PROMPT.
Return all lines that include the string "caption".

---------- RECORDS SHOWN

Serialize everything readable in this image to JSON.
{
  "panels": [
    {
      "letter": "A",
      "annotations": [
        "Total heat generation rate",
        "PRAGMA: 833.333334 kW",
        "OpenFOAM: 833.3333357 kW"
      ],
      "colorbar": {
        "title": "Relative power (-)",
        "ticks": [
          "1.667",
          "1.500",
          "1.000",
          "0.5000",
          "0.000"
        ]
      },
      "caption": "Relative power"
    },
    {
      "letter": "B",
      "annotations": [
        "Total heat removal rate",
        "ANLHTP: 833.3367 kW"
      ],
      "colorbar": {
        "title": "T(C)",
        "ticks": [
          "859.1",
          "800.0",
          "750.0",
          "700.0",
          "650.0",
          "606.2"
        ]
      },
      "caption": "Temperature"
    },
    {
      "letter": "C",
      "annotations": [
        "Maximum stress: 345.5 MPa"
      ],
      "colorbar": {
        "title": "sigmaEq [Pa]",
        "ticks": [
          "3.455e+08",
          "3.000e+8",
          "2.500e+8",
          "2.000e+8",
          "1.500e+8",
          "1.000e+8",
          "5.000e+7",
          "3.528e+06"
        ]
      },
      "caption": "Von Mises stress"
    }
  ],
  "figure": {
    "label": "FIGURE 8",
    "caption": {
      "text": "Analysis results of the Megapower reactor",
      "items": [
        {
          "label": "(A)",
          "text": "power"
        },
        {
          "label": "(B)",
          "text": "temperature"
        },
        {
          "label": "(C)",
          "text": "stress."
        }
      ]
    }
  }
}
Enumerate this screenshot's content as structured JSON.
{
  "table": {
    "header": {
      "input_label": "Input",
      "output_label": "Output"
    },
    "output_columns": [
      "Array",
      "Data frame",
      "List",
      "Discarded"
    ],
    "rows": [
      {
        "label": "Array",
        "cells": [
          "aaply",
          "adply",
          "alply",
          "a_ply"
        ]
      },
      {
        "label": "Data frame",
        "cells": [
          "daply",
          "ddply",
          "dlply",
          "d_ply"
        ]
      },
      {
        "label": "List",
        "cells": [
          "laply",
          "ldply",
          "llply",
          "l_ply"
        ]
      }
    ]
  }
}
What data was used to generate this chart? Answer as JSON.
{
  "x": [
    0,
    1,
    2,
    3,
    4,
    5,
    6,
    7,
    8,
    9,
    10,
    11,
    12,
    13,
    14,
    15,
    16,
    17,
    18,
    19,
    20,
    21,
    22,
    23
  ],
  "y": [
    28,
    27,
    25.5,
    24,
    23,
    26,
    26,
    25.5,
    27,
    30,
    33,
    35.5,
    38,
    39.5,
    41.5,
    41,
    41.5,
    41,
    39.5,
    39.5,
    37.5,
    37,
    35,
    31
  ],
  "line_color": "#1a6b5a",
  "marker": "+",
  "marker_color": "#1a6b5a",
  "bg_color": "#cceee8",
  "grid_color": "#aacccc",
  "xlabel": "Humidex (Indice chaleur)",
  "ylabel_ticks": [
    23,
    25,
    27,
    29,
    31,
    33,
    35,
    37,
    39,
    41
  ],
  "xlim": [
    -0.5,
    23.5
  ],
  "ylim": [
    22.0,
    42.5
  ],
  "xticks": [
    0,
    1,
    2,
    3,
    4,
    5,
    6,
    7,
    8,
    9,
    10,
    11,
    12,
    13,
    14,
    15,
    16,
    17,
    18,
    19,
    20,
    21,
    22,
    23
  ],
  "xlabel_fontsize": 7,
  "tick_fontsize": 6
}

--------------------

RESULT.
      "caption": "Relative power"
      "caption": "Temperature"
      "caption": "Von Mises stress"
    "caption": {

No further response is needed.